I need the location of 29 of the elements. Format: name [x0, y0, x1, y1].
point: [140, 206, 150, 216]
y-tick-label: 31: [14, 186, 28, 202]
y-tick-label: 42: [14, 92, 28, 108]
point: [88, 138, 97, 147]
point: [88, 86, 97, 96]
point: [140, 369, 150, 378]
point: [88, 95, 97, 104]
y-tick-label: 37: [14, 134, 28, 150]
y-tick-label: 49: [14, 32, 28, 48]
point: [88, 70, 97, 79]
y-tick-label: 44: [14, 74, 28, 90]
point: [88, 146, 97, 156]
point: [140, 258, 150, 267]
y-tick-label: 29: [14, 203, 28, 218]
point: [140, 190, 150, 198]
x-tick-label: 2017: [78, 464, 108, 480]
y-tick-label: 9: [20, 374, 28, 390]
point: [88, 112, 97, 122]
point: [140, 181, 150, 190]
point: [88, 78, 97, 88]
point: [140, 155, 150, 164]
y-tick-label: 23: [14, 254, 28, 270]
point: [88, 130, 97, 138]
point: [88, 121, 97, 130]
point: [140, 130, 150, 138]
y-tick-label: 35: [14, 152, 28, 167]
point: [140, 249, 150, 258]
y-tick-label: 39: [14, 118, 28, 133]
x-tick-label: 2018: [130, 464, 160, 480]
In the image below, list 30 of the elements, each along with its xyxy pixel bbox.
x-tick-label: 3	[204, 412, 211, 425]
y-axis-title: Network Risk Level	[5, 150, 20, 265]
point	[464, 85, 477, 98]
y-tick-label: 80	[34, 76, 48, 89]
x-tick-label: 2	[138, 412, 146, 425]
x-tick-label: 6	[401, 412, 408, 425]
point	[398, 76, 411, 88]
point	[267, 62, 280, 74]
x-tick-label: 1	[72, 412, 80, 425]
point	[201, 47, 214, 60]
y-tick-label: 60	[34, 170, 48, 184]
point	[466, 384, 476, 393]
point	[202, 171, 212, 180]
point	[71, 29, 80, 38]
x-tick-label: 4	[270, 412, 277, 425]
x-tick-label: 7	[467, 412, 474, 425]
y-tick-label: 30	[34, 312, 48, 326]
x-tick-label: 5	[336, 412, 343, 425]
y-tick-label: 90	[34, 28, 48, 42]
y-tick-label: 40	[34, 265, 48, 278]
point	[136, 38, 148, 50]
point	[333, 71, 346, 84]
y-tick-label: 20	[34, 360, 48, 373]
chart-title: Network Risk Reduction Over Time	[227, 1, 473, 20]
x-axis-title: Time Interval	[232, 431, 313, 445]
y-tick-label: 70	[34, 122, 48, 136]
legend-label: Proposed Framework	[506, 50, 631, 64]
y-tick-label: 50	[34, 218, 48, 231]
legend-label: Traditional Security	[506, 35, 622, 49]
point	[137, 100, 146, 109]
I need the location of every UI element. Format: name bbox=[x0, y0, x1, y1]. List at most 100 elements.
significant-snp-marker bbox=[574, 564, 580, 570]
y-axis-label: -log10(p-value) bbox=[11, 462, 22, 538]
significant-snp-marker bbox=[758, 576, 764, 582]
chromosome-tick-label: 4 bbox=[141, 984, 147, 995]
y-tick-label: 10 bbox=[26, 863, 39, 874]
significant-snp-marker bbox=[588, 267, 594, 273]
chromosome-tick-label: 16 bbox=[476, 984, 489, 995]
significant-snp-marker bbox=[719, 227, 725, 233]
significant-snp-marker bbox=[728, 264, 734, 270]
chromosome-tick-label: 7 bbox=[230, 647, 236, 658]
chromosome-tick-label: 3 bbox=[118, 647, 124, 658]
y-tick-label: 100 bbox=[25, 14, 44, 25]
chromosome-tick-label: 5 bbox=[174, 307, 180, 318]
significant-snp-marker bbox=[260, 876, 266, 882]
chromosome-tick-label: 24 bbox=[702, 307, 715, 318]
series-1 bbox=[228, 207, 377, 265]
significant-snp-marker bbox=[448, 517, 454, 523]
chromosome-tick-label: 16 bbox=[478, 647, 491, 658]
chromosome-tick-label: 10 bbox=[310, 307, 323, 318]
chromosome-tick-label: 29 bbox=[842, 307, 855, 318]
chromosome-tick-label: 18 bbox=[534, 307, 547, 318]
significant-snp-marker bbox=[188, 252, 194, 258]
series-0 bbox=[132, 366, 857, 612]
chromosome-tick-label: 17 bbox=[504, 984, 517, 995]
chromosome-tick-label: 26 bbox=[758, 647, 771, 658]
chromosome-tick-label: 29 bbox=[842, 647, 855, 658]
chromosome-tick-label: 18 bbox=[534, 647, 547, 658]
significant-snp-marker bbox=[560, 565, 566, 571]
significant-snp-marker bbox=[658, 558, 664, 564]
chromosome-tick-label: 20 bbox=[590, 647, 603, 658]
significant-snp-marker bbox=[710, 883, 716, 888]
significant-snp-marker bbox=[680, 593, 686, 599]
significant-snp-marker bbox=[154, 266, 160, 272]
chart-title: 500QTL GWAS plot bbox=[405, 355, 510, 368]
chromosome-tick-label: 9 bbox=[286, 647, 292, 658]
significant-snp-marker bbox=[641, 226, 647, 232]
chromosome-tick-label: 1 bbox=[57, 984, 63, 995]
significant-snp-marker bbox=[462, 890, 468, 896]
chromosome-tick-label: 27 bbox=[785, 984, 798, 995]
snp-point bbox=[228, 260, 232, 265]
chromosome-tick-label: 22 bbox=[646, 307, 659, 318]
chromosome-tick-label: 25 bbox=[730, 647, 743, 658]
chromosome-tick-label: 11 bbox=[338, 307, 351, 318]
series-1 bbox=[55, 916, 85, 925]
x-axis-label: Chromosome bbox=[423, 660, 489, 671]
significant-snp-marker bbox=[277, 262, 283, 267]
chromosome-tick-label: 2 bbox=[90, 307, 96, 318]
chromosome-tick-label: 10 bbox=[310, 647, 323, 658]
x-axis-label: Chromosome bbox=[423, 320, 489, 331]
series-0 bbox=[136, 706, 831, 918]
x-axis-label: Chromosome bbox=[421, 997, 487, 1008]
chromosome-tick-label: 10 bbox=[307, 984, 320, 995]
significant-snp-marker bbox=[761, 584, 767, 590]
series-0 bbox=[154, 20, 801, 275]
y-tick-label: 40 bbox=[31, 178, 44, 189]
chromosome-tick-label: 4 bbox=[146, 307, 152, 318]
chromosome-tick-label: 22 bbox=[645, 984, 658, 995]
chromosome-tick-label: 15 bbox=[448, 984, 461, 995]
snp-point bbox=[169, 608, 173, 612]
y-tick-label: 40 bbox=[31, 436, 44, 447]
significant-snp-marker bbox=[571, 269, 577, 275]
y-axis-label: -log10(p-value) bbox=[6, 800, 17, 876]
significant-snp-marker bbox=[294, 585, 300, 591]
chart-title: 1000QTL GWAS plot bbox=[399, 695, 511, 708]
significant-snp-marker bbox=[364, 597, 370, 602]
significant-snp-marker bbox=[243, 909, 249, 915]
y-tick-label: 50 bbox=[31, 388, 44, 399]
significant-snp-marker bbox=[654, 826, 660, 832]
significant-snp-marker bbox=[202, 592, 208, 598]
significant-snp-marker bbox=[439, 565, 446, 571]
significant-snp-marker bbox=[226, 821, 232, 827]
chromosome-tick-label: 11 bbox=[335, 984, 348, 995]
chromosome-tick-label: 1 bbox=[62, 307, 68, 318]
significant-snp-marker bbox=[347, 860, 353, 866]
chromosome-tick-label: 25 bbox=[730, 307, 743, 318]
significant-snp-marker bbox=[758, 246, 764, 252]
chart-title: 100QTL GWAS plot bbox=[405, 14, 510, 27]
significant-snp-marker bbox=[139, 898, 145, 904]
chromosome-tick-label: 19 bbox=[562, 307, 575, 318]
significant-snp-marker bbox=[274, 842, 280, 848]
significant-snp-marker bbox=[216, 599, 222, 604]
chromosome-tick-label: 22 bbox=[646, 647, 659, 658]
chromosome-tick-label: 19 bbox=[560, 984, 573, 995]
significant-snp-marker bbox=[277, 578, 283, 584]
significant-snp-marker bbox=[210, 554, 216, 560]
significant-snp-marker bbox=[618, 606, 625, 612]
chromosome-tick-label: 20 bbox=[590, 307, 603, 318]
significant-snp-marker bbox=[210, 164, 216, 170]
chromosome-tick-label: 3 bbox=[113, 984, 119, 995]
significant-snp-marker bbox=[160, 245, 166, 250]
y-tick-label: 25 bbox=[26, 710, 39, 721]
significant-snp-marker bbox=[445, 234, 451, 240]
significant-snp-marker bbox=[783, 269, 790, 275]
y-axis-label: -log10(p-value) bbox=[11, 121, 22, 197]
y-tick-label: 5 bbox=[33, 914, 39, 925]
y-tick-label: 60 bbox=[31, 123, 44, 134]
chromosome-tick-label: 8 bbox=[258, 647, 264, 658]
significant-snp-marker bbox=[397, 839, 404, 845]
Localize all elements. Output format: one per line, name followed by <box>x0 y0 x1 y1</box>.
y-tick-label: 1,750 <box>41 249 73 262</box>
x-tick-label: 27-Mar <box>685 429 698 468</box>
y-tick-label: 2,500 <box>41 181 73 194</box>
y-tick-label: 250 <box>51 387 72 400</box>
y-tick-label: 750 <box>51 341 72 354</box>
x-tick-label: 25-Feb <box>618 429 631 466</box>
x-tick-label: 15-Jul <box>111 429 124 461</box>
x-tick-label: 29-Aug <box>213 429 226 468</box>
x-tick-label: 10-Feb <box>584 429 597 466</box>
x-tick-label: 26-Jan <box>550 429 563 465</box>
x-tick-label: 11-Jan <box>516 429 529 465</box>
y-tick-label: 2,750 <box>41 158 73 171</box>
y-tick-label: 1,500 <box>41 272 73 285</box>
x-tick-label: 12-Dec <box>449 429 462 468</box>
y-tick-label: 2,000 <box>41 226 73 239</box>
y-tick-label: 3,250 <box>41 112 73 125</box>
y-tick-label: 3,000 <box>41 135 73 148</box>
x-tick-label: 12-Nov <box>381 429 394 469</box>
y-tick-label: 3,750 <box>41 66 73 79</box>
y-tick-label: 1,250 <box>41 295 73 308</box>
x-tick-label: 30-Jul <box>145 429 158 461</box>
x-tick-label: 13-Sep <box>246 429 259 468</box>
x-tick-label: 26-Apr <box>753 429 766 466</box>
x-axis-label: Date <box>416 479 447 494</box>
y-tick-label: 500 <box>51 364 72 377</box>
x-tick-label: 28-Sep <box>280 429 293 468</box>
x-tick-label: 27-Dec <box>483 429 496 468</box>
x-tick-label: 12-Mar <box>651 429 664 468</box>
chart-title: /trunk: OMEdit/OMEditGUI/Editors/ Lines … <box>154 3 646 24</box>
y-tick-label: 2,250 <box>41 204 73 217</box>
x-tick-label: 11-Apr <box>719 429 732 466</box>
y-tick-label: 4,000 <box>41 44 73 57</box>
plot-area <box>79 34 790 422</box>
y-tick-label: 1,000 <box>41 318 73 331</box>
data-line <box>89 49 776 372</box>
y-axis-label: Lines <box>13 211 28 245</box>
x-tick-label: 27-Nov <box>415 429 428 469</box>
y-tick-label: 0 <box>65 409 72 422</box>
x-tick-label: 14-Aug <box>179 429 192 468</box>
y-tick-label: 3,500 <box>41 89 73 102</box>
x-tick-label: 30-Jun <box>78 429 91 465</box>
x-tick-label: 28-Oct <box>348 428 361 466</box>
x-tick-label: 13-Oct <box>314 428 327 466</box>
○ ○ ○ ○ ○
Problem to solve → Rewrite the records above from their start through the line containing "point: [88, 130, 97, 138]", changing every "point" to "marker" and leaving all else as it stands; give only those lines.

Full answer →
I need the location of 29 of the elements. Format: name [x0, y0, x1, y1].
marker: [140, 206, 150, 216]
y-tick-label: 31: [14, 186, 28, 202]
y-tick-label: 42: [14, 92, 28, 108]
marker: [88, 138, 97, 147]
marker: [88, 86, 97, 96]
marker: [140, 369, 150, 378]
marker: [88, 95, 97, 104]
y-tick-label: 37: [14, 134, 28, 150]
y-tick-label: 49: [14, 32, 28, 48]
marker: [88, 70, 97, 79]
y-tick-label: 44: [14, 74, 28, 90]
marker: [88, 146, 97, 156]
marker: [140, 258, 150, 267]
y-tick-label: 29: [14, 203, 28, 218]
marker: [140, 190, 150, 198]
x-tick-label: 2017: [78, 464, 108, 480]
y-tick-label: 9: [20, 374, 28, 390]
marker: [88, 112, 97, 122]
marker: [140, 181, 150, 190]
marker: [88, 78, 97, 88]
marker: [140, 155, 150, 164]
y-tick-label: 23: [14, 254, 28, 270]
marker: [88, 130, 97, 138]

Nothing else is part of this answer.